Could you write out the records below exactly as they appear, leaving out any pictures?

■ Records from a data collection
# # #

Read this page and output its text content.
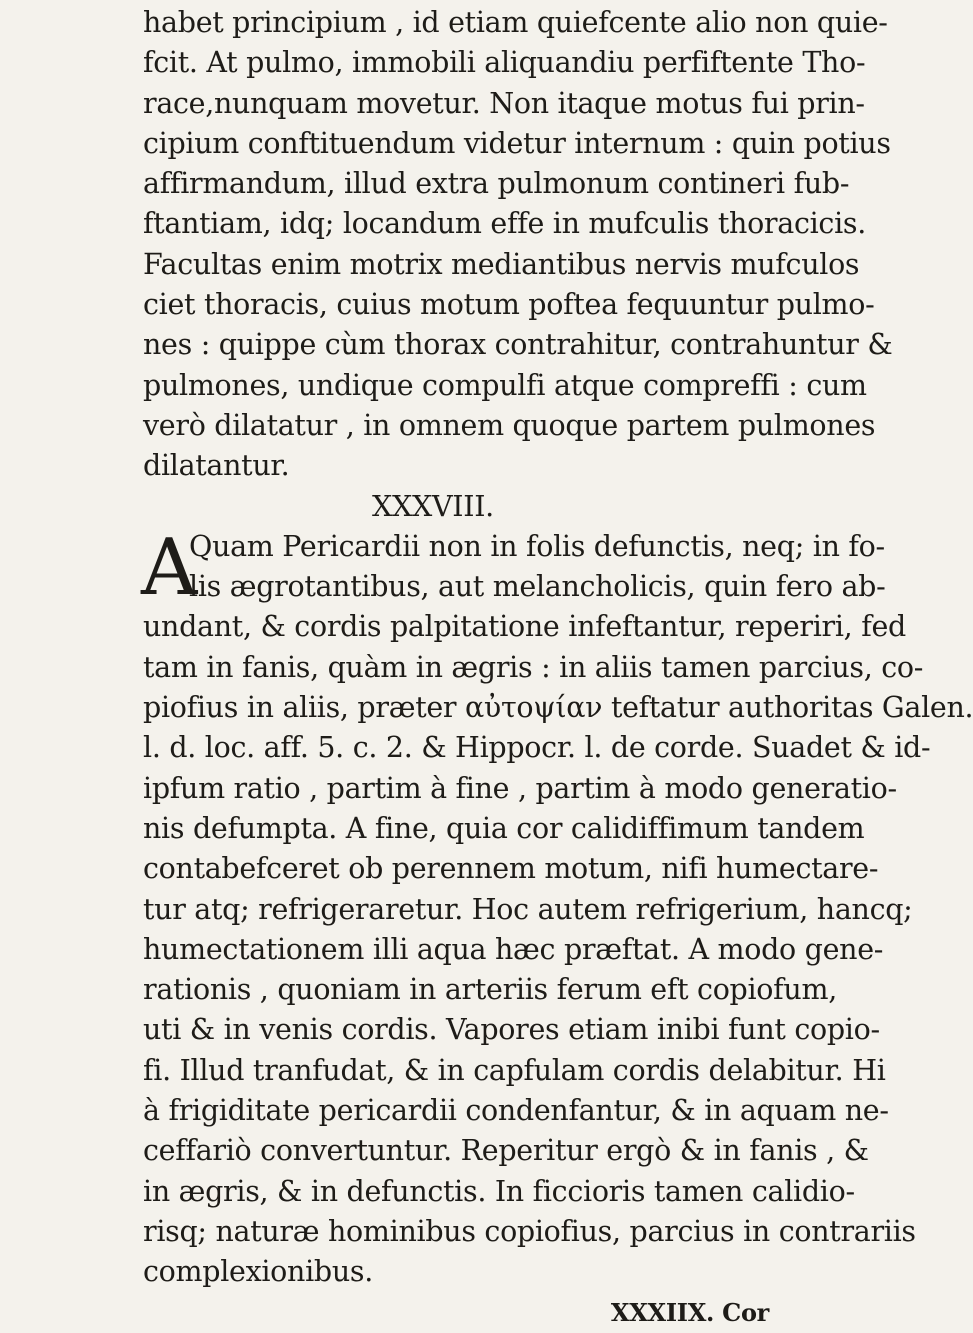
habet principium , id etiam quiefcente alio non quie-
fcit. At pulmo, immobili aliquandiu perfiftente Tho-
race,nunquam movetur. Non itaque motus fui prin-
cipium conftituendum videtur internum : quin potius
affirmandum, illud extra pulmonum contineri fub-
ftantiam, idq; locandum effe in mufculis thoracicis.
Facultas enim motrix mediantibus nervis mufculos
ciet thoracis, cuius motum poftea fequuntur pulmo-
nes : quippe cùm thorax contrahitur, contrahuntur &
pulmones, undique compulfi atque compreffi : cum
verò dilatatur , in omnem quoque partem pulmones
dilatantur.
XXXVIII.
A
Quam Pericardii non in folis defunctis, neq; in fo-
lis ægrotantibus, aut melancholicis, quin fero ab-
undant, & cordis palpitatione infeftantur, reperiri, fed
tam in fanis, quàm in ægris : in aliis tamen parcius, co-
piofius in aliis, præter αὐτοψίαν teftatur authoritas Galen.
l. d. loc. aff. 5. c. 2. & Hippocr. l. de corde. Suadet & id-
ipfum ratio , partim à fine , partim à modo generatio-
nis defumpta. A fine, quia cor calidiffimum tandem
contabefceret ob perennem motum, nifi humectare-
tur atq; refrigeraretur. Hoc autem refrigerium, hancq;
humectationem illi aqua hæc præftat. A modo gene-
rationis , quoniam in arteriis ferum eft copiofum,
uti & in venis cordis. Vapores etiam inibi funt copio-
fi. Illud tranfudat, & in capfulam cordis delabitur. Hi
à frigiditate pericardii condenfantur, & in aquam ne-
ceffariò convertuntur. Reperitur ergò & in fanis , &
in ægris, & in defunctis. In ficcioris tamen calidio-
risq; naturæ hominibus copiofius, parcius in contrariis
complexionibus.
XXXIIX. Cor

# # #

■ Correct answer
Read this page and output its text content.
habet principium , id etiam quiefcente alio non quie-
fcit. At pulmo, immobili aliquandiu perfiftente Tho-
race,nunquam movetur. Non itaque motus fui prin-
cipium conftituendum videtur internum : quin potius
affirmandum, illud extra pulmonum contineri fub-
ftantiam, idq; locandum effe in mufculis thoracicis.
Facultas enim motrix mediantibus nervis mufculos
ciet thoracis, cuius motum poftea fequuntur pulmo-
nes : quippe cùm thorax contrahitur, contrahuntur &
pulmones, undique compulfi atque compreffi : cum
verò dilatatur , in omnem quoque partem pulmones
dilatantur.
XXXVIII.
A
Quam Pericardii non in folis defunctis, neq; in fo-
lis ægrotantibus, aut melancholicis, quin fero ab-
undant, & cordis palpitatione infeftantur, reperiri, fed
tam in fanis, quàm in ægris : in aliis tamen parcius, co-
piofius in aliis, præter αὐτοψίαν teftatur authoritas Galen.
l. d. loc. aff. 5. c. 2. & Hippocr. l. de corde. Suadet & id-
ipfum ratio , partim à fine , partim à modo generatio-
nis defumpta. A fine, quia cor calidiffimum tandem
contabefceret ob perennem motum, nifi humectare-
tur atq; refrigeraretur. Hoc autem refrigerium, hancq;
humectationem illi aqua hæc præftat. A modo gene-
rationis , quoniam in arteriis ferum eft copiofum,
uti & in venis cordis. Vapores etiam inibi funt copio-
fi. Illud tranfudat, & in capfulam cordis delabitur. Hi
à frigiditate pericardii condenfantur, & in aquam ne-
ceffariò convertuntur. Reperitur ergò & in fanis , &
in ægris, & in defunctis. In ficcioris tamen calidio-
risq; naturæ hominibus copiofius, parcius in contrariis
complexionibus.
XXXIIX. Cor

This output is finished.